* _Directive_: Reproduce every line in the listing that contains the word "Eucharisztikus".

»»

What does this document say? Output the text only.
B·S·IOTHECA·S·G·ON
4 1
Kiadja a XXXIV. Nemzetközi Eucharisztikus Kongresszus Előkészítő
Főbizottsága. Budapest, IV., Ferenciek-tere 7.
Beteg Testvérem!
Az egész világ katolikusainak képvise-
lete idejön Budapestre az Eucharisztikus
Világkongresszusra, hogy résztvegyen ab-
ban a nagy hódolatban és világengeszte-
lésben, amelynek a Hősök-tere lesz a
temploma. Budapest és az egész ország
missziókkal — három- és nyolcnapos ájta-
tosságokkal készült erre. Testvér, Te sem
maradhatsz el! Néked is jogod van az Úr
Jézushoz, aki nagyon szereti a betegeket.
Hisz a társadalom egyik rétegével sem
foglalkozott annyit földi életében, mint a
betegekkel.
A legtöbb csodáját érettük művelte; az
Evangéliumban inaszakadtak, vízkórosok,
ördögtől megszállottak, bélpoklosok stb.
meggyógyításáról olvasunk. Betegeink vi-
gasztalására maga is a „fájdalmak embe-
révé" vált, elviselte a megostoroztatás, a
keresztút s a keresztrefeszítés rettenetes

««

* _Written response_:
Kiadja a XXXIV. Nemzetközi Eucharisztikus Kongresszus Előkészítő
lete idejön Budapestre az Eucharisztikus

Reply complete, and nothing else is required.